### EXERCISE
Output only the count of lines that contain "this".

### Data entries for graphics
****************

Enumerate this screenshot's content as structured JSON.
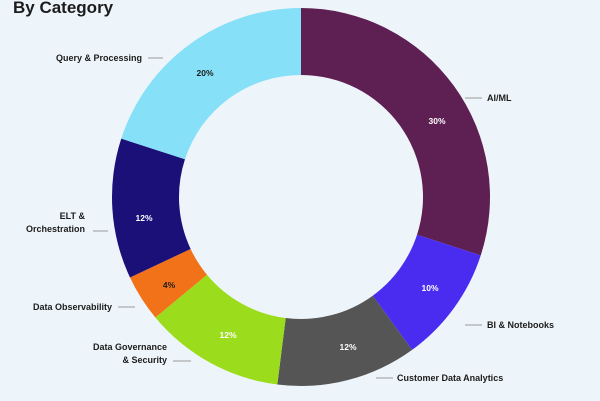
{
  "chart_data": {
    "type": "pie",
    "title": "By Category",
    "donut": true,
    "slices": [
      {
        "label": "AI/ML",
        "value": 30,
        "pct_label": "30%",
        "color": "#5e1f52"
      },
      {
        "label": "BI & Notebooks",
        "value": 10,
        "pct_label": "10%",
        "color": "#4a2cf0"
      },
      {
        "label": "Customer Data Analytics",
        "value": 12,
        "pct_label": "12%",
        "color": "#555555"
      },
      {
        "label": "Data Governance & Security",
        "value": 12,
        "pct_label": "12%",
        "color": "#9bdc1c"
      },
      {
        "label": "Data Observability",
        "value": 4,
        "pct_label": "4%",
        "color": "#f27219"
      },
      {
        "label": "ELT & Orchestration",
        "value": 12,
        "pct_label": "12%",
        "color": "#1b0f78"
      },
      {
        "label": "Query & Processing",
        "value": 20,
        "pct_label": "20%",
        "color": "#86e0f7"
      }
    ]
  }
}
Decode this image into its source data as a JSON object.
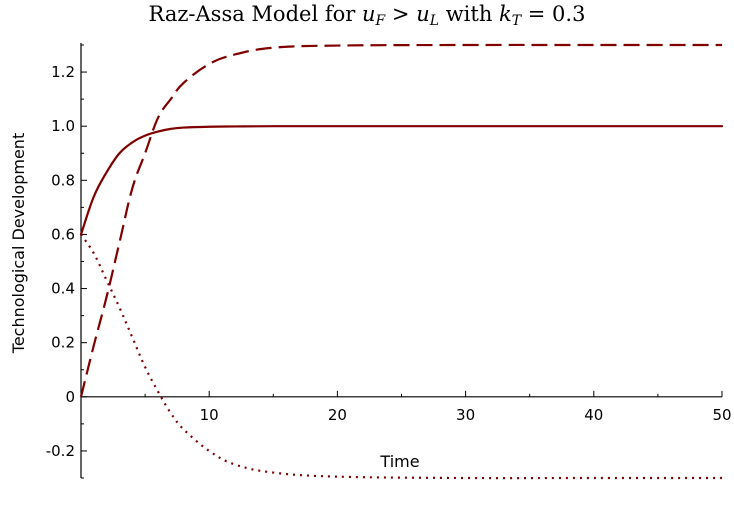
{
  "chart_data": {
    "type": "line",
    "title": {
      "prefix": "Raz-Assa Model for ",
      "u": "u",
      "sub_f": "F",
      "gt": " > ",
      "sub_l": "L",
      "with": " with ",
      "k": "k",
      "sub_t": "T",
      "eq": " = 0.3"
    },
    "xlabel": "Time",
    "ylabel": "Technological Development",
    "xlim": [
      0,
      50
    ],
    "ylim": [
      -0.3,
      1.3
    ],
    "x_ticks": [
      {
        "value": 10,
        "label": "10"
      },
      {
        "value": 20,
        "label": "20"
      },
      {
        "value": 30,
        "label": "30"
      },
      {
        "value": 40,
        "label": "40"
      },
      {
        "value": 50,
        "label": "50"
      }
    ],
    "y_ticks": [
      {
        "value": -0.2,
        "label": "-0.2"
      },
      {
        "value": 0,
        "label": "0"
      },
      {
        "value": 0.2,
        "label": "0.2"
      },
      {
        "value": 0.4,
        "label": "0.4"
      },
      {
        "value": 0.6,
        "label": "0.6"
      },
      {
        "value": 0.8,
        "label": "0.8"
      },
      {
        "value": 1.0,
        "label": "1.0"
      },
      {
        "value": 1.2,
        "label": "1.2"
      }
    ],
    "grid": false,
    "line_color": "#800000",
    "series": [
      {
        "style": "solid",
        "x": [
          0,
          1,
          2,
          3,
          4,
          5,
          6,
          7,
          8,
          10,
          12,
          15,
          20,
          30,
          40,
          50
        ],
        "y": [
          0.6,
          0.74,
          0.83,
          0.9,
          0.94,
          0.965,
          0.98,
          0.99,
          0.995,
          0.998,
          0.999,
          1.0,
          1.0,
          1.0,
          1.0,
          1.0
        ]
      },
      {
        "style": "dashed",
        "x": [
          0,
          1,
          2,
          3,
          4,
          5,
          6,
          7,
          8,
          10,
          12,
          15,
          20,
          30,
          40,
          50
        ],
        "y": [
          0.0,
          0.19,
          0.37,
          0.57,
          0.77,
          0.9,
          1.03,
          1.1,
          1.16,
          1.23,
          1.265,
          1.29,
          1.298,
          1.3,
          1.3,
          1.3
        ]
      },
      {
        "style": "dotted",
        "x": [
          0,
          1,
          2,
          3,
          4,
          5,
          6,
          7,
          8,
          10,
          12,
          15,
          20,
          30,
          40,
          50
        ],
        "y": [
          0.6,
          0.53,
          0.43,
          0.33,
          0.22,
          0.11,
          0.02,
          -0.06,
          -0.12,
          -0.2,
          -0.25,
          -0.28,
          -0.295,
          -0.3,
          -0.3,
          -0.3
        ]
      }
    ]
  }
}
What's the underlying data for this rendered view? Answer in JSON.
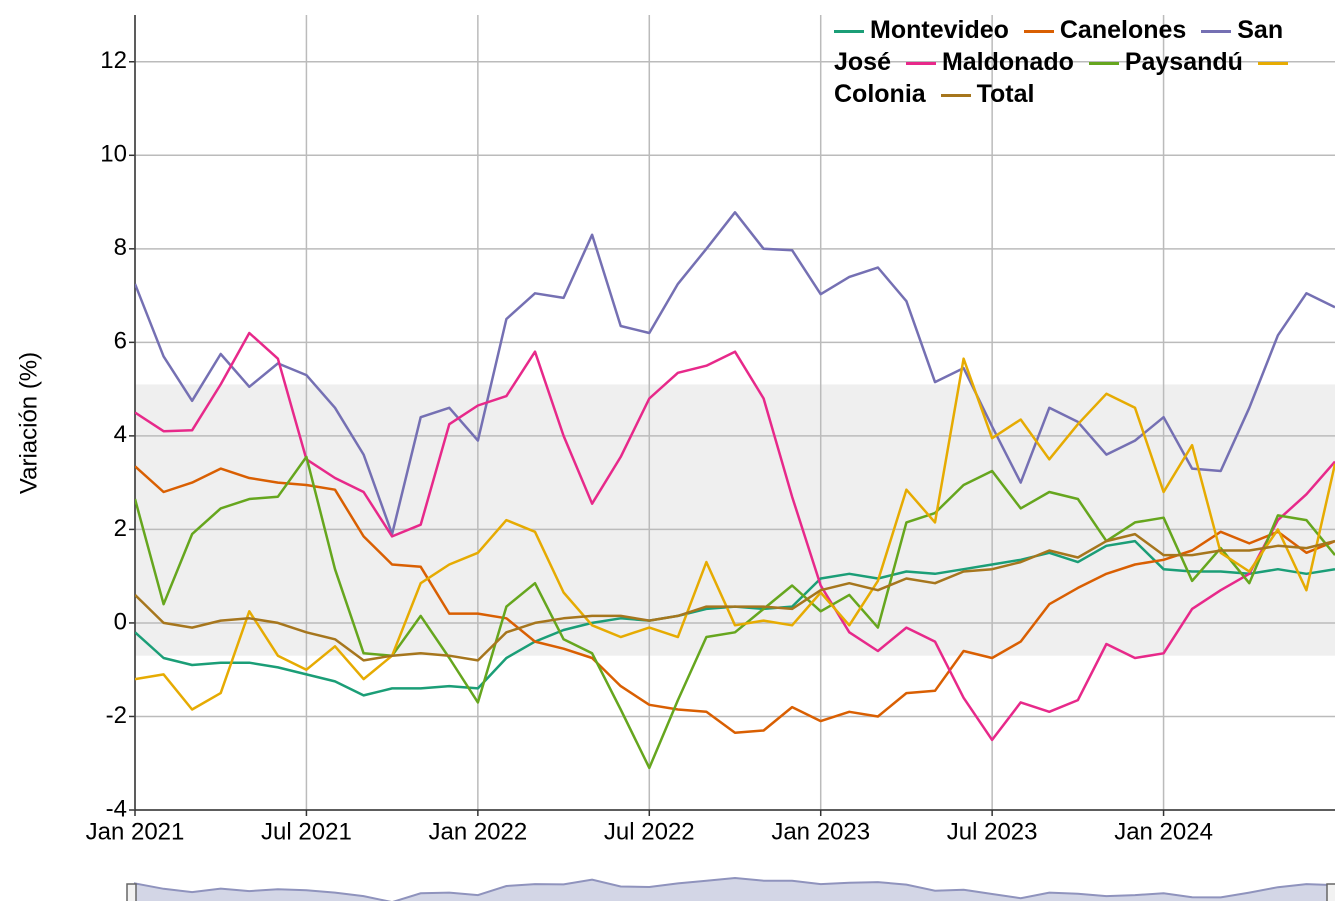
{
  "chart_data": {
    "type": "line",
    "y_label": "Variación (%)",
    "x": [
      "2021-01",
      "2021-02",
      "2021-03",
      "2021-04",
      "2021-05",
      "2021-06",
      "2021-07",
      "2021-08",
      "2021-09",
      "2021-10",
      "2021-11",
      "2021-12",
      "2022-01",
      "2022-02",
      "2022-03",
      "2022-04",
      "2022-05",
      "2022-06",
      "2022-07",
      "2022-08",
      "2022-09",
      "2022-10",
      "2022-11",
      "2022-12",
      "2023-01",
      "2023-02",
      "2023-03",
      "2023-04",
      "2023-05",
      "2023-06",
      "2023-07",
      "2023-08",
      "2023-09",
      "2023-10",
      "2023-11",
      "2023-12",
      "2024-01",
      "2024-02",
      "2024-03",
      "2024-04",
      "2024-05",
      "2024-06",
      "2024-07"
    ],
    "xlim": [
      "2021-01",
      "2024-07"
    ],
    "xticks": [
      {
        "value": "2021-01",
        "label": "Jan 2021"
      },
      {
        "value": "2021-07",
        "label": "Jul 2021"
      },
      {
        "value": "2022-01",
        "label": "Jan 2022"
      },
      {
        "value": "2022-07",
        "label": "Jul 2022"
      },
      {
        "value": "2023-01",
        "label": "Jan 2023"
      },
      {
        "value": "2023-07",
        "label": "Jul 2023"
      },
      {
        "value": "2024-01",
        "label": "Jan 2024"
      }
    ],
    "ylim": [
      -4,
      13
    ],
    "yticks": [
      -4,
      -2,
      0,
      2,
      4,
      6,
      8,
      10,
      12
    ],
    "grid": true,
    "band": {
      "from": -0.7,
      "to": 5.1,
      "color": "#efefef"
    },
    "legend": "top-right",
    "series": [
      {
        "name": "Montevideo",
        "color": "#1b9e77",
        "values": [
          -0.2,
          -0.75,
          -0.9,
          -0.85,
          -0.85,
          -0.95,
          -1.1,
          -1.25,
          -1.55,
          -1.4,
          -1.4,
          -1.35,
          -1.4,
          -0.75,
          -0.4,
          -0.15,
          0.0,
          0.1,
          0.05,
          0.15,
          0.3,
          0.35,
          0.3,
          0.35,
          0.95,
          1.05,
          0.95,
          1.1,
          1.05,
          1.15,
          1.25,
          1.35,
          1.5,
          1.3,
          1.65,
          1.75,
          1.15,
          1.1,
          1.1,
          1.05,
          1.15,
          1.05,
          1.15
        ]
      },
      {
        "name": "Canelones",
        "color": "#d95f02",
        "values": [
          3.35,
          2.8,
          3.0,
          3.3,
          3.1,
          3.0,
          2.95,
          2.85,
          1.85,
          1.25,
          1.2,
          0.2,
          0.2,
          0.1,
          -0.4,
          -0.55,
          -0.75,
          -1.35,
          -1.75,
          -1.85,
          -1.9,
          -2.35,
          -2.3,
          -1.8,
          -2.1,
          -1.9,
          -2.0,
          -1.5,
          -1.45,
          -0.6,
          -0.75,
          -0.4,
          0.4,
          0.75,
          1.05,
          1.25,
          1.35,
          1.55,
          1.95,
          1.7,
          1.95,
          1.5,
          1.75
        ]
      },
      {
        "name": "San José",
        "color": "#7570b3",
        "values": [
          7.25,
          5.7,
          4.75,
          5.75,
          5.05,
          5.55,
          5.3,
          4.6,
          3.6,
          1.9,
          4.4,
          4.6,
          3.9,
          6.5,
          7.05,
          6.95,
          8.3,
          6.35,
          6.2,
          7.25,
          8.0,
          8.78,
          8.0,
          7.97,
          7.03,
          7.4,
          7.6,
          6.88,
          5.15,
          5.45,
          4.2,
          3.0,
          4.6,
          4.3,
          3.6,
          3.9,
          4.4,
          3.3,
          3.25,
          4.6,
          6.15,
          7.05,
          6.75
        ]
      },
      {
        "name": "Maldonado",
        "color": "#e7298a",
        "values": [
          4.5,
          4.1,
          4.12,
          5.1,
          6.2,
          5.65,
          3.5,
          3.1,
          2.8,
          1.85,
          2.1,
          4.25,
          4.65,
          4.85,
          5.8,
          4.0,
          2.55,
          3.55,
          4.8,
          5.35,
          5.5,
          5.8,
          4.8,
          2.7,
          0.8,
          -0.2,
          -0.6,
          -0.1,
          -0.4,
          -1.6,
          -2.5,
          -1.7,
          -1.9,
          -1.65,
          -0.45,
          -0.75,
          -0.65,
          0.3,
          0.7,
          1.05,
          2.2,
          2.75,
          3.45
        ]
      },
      {
        "name": "Paysandú",
        "color": "#66a61e",
        "values": [
          2.65,
          0.4,
          1.9,
          2.45,
          2.65,
          2.7,
          3.55,
          1.15,
          -0.65,
          -0.7,
          0.15,
          -0.75,
          -1.7,
          0.35,
          0.85,
          -0.35,
          -0.65,
          -1.85,
          -3.1,
          -1.65,
          -0.3,
          -0.2,
          0.3,
          0.8,
          0.25,
          0.6,
          -0.1,
          2.15,
          2.35,
          2.95,
          3.25,
          2.45,
          2.8,
          2.65,
          1.75,
          2.15,
          2.25,
          0.9,
          1.6,
          0.85,
          2.3,
          2.2,
          1.45
        ]
      },
      {
        "name": "Colonia",
        "color": "#e6ab02",
        "values": [
          -1.2,
          -1.1,
          -1.85,
          -1.5,
          0.25,
          -0.7,
          -1.0,
          -0.5,
          -1.2,
          -0.7,
          0.85,
          1.25,
          1.5,
          2.2,
          1.95,
          0.65,
          -0.05,
          -0.3,
          -0.1,
          -0.3,
          1.3,
          -0.05,
          0.05,
          -0.05,
          0.65,
          -0.05,
          0.9,
          2.85,
          2.15,
          5.65,
          3.95,
          4.35,
          3.5,
          4.25,
          4.9,
          4.6,
          2.8,
          3.8,
          1.5,
          1.1,
          2.0,
          0.7,
          3.4
        ]
      },
      {
        "name": "Total",
        "color": "#a6761d",
        "values": [
          0.6,
          0.0,
          -0.1,
          0.05,
          0.1,
          0.0,
          -0.2,
          -0.35,
          -0.8,
          -0.7,
          -0.65,
          -0.7,
          -0.8,
          -0.2,
          0.0,
          0.1,
          0.15,
          0.15,
          0.05,
          0.15,
          0.35,
          0.35,
          0.35,
          0.3,
          0.7,
          0.85,
          0.7,
          0.95,
          0.85,
          1.1,
          1.15,
          1.3,
          1.55,
          1.4,
          1.75,
          1.9,
          1.45,
          1.45,
          1.55,
          1.55,
          1.65,
          1.6,
          1.75
        ]
      }
    ]
  }
}
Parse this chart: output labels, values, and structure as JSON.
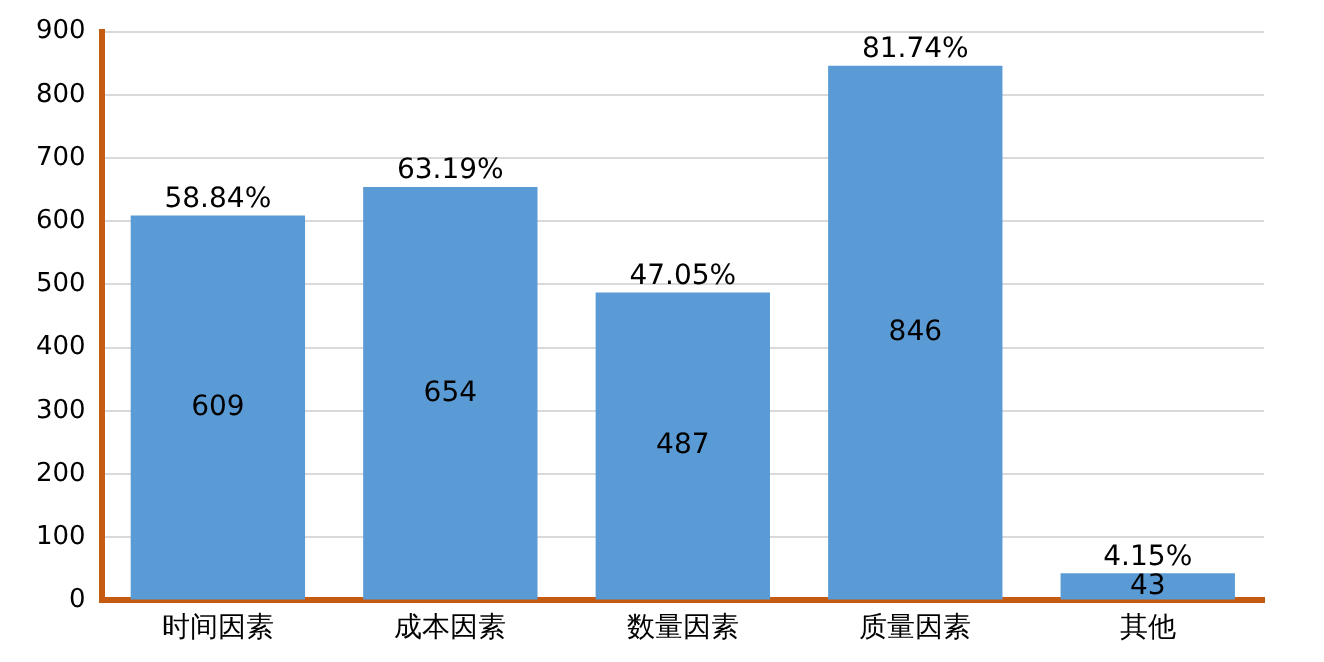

****************

### EXERCISE SOLUTION
4